*DIRECTION*: Leave out the images; return the rest of the data exactly.

*PROVIDED RECORDS*:
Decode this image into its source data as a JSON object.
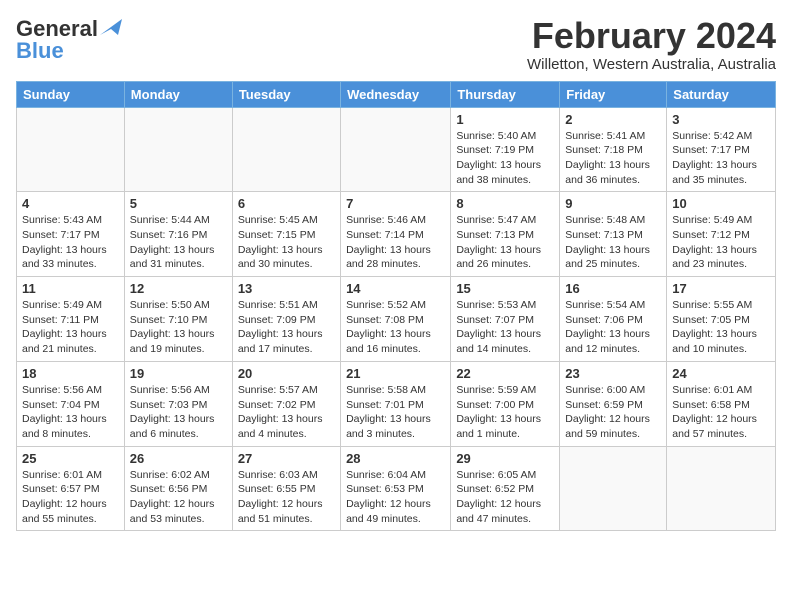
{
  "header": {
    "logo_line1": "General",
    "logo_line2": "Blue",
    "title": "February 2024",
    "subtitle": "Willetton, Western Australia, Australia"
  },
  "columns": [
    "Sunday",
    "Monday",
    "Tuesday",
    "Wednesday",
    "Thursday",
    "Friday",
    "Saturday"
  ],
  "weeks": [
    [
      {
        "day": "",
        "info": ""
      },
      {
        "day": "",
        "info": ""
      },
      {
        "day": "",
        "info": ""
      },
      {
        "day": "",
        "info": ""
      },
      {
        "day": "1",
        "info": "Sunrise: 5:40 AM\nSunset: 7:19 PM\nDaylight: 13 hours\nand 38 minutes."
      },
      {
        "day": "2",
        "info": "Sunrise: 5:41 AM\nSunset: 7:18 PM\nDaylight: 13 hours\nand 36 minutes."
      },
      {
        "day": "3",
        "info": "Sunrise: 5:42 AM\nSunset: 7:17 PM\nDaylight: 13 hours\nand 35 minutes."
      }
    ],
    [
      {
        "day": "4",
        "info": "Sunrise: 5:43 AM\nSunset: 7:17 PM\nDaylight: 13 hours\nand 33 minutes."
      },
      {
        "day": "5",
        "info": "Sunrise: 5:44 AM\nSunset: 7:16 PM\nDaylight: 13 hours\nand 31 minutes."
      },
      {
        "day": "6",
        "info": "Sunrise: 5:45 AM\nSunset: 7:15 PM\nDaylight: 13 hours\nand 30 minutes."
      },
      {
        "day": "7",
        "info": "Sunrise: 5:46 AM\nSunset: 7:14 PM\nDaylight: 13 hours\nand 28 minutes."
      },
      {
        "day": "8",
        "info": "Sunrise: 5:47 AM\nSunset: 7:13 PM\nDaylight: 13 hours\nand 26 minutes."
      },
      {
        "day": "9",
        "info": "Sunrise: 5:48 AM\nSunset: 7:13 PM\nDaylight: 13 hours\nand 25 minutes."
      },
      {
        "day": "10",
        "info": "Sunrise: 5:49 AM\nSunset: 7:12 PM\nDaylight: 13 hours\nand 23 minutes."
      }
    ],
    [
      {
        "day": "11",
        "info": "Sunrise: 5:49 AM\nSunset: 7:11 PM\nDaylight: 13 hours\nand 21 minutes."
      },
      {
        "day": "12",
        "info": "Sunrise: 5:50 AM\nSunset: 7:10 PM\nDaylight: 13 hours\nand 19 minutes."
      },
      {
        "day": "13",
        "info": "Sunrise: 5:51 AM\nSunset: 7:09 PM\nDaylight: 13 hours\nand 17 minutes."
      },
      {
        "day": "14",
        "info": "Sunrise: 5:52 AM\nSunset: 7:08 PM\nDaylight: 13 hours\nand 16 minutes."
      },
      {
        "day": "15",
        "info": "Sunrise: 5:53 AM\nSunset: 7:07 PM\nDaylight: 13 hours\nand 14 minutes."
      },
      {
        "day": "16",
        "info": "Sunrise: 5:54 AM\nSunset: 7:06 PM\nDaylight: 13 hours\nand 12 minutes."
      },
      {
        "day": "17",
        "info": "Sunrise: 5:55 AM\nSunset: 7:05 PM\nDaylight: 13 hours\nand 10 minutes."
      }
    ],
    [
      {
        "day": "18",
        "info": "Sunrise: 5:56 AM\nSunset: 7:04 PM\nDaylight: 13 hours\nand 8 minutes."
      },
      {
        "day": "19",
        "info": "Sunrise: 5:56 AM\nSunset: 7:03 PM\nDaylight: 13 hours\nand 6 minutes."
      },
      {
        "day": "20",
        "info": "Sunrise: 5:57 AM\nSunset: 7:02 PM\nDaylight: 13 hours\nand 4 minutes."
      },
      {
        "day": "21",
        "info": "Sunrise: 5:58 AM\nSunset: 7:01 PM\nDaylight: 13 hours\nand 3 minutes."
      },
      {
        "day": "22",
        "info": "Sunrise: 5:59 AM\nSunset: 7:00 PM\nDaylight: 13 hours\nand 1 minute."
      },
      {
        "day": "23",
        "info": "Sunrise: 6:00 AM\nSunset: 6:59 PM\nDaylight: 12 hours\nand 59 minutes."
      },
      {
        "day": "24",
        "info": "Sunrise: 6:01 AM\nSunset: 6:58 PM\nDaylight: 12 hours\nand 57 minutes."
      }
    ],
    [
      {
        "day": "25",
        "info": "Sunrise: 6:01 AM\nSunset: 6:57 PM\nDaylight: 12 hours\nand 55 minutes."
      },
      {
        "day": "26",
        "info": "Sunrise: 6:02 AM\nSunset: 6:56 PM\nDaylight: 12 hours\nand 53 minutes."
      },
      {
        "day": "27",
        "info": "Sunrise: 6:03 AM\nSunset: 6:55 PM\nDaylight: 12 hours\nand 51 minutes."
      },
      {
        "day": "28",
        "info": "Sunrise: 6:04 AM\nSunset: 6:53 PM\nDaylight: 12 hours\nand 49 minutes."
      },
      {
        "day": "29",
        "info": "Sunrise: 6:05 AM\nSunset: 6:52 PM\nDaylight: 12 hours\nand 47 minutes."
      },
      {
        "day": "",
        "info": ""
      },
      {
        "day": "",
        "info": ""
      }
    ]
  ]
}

*REPLY TO THE TASK*:
Decode this image into its source data as a JSON object.
{
  "header": {
    "logo_line1": "General",
    "logo_line2": "Blue",
    "title": "February 2024",
    "subtitle": "Willetton, Western Australia, Australia"
  },
  "columns": [
    "Sunday",
    "Monday",
    "Tuesday",
    "Wednesday",
    "Thursday",
    "Friday",
    "Saturday"
  ],
  "weeks": [
    [
      {
        "day": "",
        "info": ""
      },
      {
        "day": "",
        "info": ""
      },
      {
        "day": "",
        "info": ""
      },
      {
        "day": "",
        "info": ""
      },
      {
        "day": "1",
        "info": "Sunrise: 5:40 AM\nSunset: 7:19 PM\nDaylight: 13 hours\nand 38 minutes."
      },
      {
        "day": "2",
        "info": "Sunrise: 5:41 AM\nSunset: 7:18 PM\nDaylight: 13 hours\nand 36 minutes."
      },
      {
        "day": "3",
        "info": "Sunrise: 5:42 AM\nSunset: 7:17 PM\nDaylight: 13 hours\nand 35 minutes."
      }
    ],
    [
      {
        "day": "4",
        "info": "Sunrise: 5:43 AM\nSunset: 7:17 PM\nDaylight: 13 hours\nand 33 minutes."
      },
      {
        "day": "5",
        "info": "Sunrise: 5:44 AM\nSunset: 7:16 PM\nDaylight: 13 hours\nand 31 minutes."
      },
      {
        "day": "6",
        "info": "Sunrise: 5:45 AM\nSunset: 7:15 PM\nDaylight: 13 hours\nand 30 minutes."
      },
      {
        "day": "7",
        "info": "Sunrise: 5:46 AM\nSunset: 7:14 PM\nDaylight: 13 hours\nand 28 minutes."
      },
      {
        "day": "8",
        "info": "Sunrise: 5:47 AM\nSunset: 7:13 PM\nDaylight: 13 hours\nand 26 minutes."
      },
      {
        "day": "9",
        "info": "Sunrise: 5:48 AM\nSunset: 7:13 PM\nDaylight: 13 hours\nand 25 minutes."
      },
      {
        "day": "10",
        "info": "Sunrise: 5:49 AM\nSunset: 7:12 PM\nDaylight: 13 hours\nand 23 minutes."
      }
    ],
    [
      {
        "day": "11",
        "info": "Sunrise: 5:49 AM\nSunset: 7:11 PM\nDaylight: 13 hours\nand 21 minutes."
      },
      {
        "day": "12",
        "info": "Sunrise: 5:50 AM\nSunset: 7:10 PM\nDaylight: 13 hours\nand 19 minutes."
      },
      {
        "day": "13",
        "info": "Sunrise: 5:51 AM\nSunset: 7:09 PM\nDaylight: 13 hours\nand 17 minutes."
      },
      {
        "day": "14",
        "info": "Sunrise: 5:52 AM\nSunset: 7:08 PM\nDaylight: 13 hours\nand 16 minutes."
      },
      {
        "day": "15",
        "info": "Sunrise: 5:53 AM\nSunset: 7:07 PM\nDaylight: 13 hours\nand 14 minutes."
      },
      {
        "day": "16",
        "info": "Sunrise: 5:54 AM\nSunset: 7:06 PM\nDaylight: 13 hours\nand 12 minutes."
      },
      {
        "day": "17",
        "info": "Sunrise: 5:55 AM\nSunset: 7:05 PM\nDaylight: 13 hours\nand 10 minutes."
      }
    ],
    [
      {
        "day": "18",
        "info": "Sunrise: 5:56 AM\nSunset: 7:04 PM\nDaylight: 13 hours\nand 8 minutes."
      },
      {
        "day": "19",
        "info": "Sunrise: 5:56 AM\nSunset: 7:03 PM\nDaylight: 13 hours\nand 6 minutes."
      },
      {
        "day": "20",
        "info": "Sunrise: 5:57 AM\nSunset: 7:02 PM\nDaylight: 13 hours\nand 4 minutes."
      },
      {
        "day": "21",
        "info": "Sunrise: 5:58 AM\nSunset: 7:01 PM\nDaylight: 13 hours\nand 3 minutes."
      },
      {
        "day": "22",
        "info": "Sunrise: 5:59 AM\nSunset: 7:00 PM\nDaylight: 13 hours\nand 1 minute."
      },
      {
        "day": "23",
        "info": "Sunrise: 6:00 AM\nSunset: 6:59 PM\nDaylight: 12 hours\nand 59 minutes."
      },
      {
        "day": "24",
        "info": "Sunrise: 6:01 AM\nSunset: 6:58 PM\nDaylight: 12 hours\nand 57 minutes."
      }
    ],
    [
      {
        "day": "25",
        "info": "Sunrise: 6:01 AM\nSunset: 6:57 PM\nDaylight: 12 hours\nand 55 minutes."
      },
      {
        "day": "26",
        "info": "Sunrise: 6:02 AM\nSunset: 6:56 PM\nDaylight: 12 hours\nand 53 minutes."
      },
      {
        "day": "27",
        "info": "Sunrise: 6:03 AM\nSunset: 6:55 PM\nDaylight: 12 hours\nand 51 minutes."
      },
      {
        "day": "28",
        "info": "Sunrise: 6:04 AM\nSunset: 6:53 PM\nDaylight: 12 hours\nand 49 minutes."
      },
      {
        "day": "29",
        "info": "Sunrise: 6:05 AM\nSunset: 6:52 PM\nDaylight: 12 hours\nand 47 minutes."
      },
      {
        "day": "",
        "info": ""
      },
      {
        "day": "",
        "info": ""
      }
    ]
  ]
}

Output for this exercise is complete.